* _Goal_: Write out, exactly as they appear, only the lines running from the line with "Output the underlying" to the final line of the listing; include both.

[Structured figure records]
______
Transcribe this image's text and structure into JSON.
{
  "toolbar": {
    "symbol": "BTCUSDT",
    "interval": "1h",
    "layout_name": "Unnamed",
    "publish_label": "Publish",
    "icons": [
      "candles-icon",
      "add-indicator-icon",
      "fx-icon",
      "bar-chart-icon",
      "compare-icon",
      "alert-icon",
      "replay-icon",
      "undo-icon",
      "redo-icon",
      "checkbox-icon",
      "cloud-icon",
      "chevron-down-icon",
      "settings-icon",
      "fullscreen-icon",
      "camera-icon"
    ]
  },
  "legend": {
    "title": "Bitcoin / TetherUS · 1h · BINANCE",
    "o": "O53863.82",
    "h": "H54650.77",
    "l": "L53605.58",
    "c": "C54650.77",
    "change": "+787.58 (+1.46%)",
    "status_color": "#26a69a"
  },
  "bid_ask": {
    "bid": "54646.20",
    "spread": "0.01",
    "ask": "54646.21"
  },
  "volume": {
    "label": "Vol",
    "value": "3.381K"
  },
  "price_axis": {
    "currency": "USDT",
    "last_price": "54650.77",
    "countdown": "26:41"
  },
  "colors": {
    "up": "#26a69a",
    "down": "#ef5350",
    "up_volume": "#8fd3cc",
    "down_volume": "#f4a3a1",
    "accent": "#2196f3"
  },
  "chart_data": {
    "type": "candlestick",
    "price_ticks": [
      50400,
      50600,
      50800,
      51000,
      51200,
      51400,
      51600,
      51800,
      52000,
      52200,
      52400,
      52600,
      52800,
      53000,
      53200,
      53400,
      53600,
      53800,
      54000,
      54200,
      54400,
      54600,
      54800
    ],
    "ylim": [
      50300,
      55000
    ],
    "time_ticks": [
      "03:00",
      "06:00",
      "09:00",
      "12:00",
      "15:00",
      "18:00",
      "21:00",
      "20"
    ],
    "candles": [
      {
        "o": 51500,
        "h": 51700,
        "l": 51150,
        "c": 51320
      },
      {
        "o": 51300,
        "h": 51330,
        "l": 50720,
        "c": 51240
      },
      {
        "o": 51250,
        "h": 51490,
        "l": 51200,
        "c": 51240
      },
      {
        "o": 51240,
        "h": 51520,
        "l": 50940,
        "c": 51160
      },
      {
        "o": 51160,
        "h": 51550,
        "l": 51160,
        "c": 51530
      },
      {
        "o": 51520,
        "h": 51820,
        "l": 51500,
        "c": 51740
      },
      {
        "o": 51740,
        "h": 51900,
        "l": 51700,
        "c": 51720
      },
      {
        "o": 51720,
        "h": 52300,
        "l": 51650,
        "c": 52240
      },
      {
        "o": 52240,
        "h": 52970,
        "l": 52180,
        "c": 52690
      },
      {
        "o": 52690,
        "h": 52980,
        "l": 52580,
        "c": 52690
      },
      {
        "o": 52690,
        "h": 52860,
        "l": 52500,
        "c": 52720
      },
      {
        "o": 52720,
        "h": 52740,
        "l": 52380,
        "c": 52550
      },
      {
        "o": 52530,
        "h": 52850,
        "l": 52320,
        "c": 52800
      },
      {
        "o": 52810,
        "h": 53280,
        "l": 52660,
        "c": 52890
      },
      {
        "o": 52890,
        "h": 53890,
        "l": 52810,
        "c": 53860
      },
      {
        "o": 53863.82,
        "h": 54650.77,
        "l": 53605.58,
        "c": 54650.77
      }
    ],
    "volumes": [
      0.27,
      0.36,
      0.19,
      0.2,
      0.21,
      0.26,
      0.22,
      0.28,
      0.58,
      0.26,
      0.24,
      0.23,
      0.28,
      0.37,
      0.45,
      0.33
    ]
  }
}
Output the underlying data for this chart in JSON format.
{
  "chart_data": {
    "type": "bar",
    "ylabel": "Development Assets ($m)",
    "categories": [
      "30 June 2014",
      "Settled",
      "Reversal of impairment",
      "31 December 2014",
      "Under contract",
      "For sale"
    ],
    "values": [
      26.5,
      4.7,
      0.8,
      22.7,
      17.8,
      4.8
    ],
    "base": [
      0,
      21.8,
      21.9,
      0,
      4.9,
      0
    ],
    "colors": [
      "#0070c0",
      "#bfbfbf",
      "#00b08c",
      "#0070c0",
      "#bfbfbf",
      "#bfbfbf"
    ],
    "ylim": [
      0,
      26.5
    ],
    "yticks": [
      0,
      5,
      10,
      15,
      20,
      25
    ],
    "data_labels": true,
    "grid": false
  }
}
______
* _Output below_:
Output the underlying data for this chart in JSON format.
{
  "chart_data": {
    "type": "bar",
    "ylabel": "Development Assets ($m)",
    "categories": [
      "30 June 2014",
      "Settled",
      "Reversal of impairment",
      "31 December 2014",
      "Under contract",
      "For sale"
    ],
    "values": [
      26.5,
      4.7,
      0.8,
      22.7,
      17.8,
      4.8
    ],
    "base": [
      0,
      21.8,
      21.9,
      0,
      4.9,
      0
    ],
    "colors": [
      "#0070c0",
      "#bfbfbf",
      "#00b08c",
      "#0070c0",
      "#bfbfbf",
      "#bfbfbf"
    ],
    "ylim": [
      0,
      26.5
    ],
    "yticks": [
      0,
      5,
      10,
      15,
      20,
      25
    ],
    "data_labels": true,
    "grid": false
  }
}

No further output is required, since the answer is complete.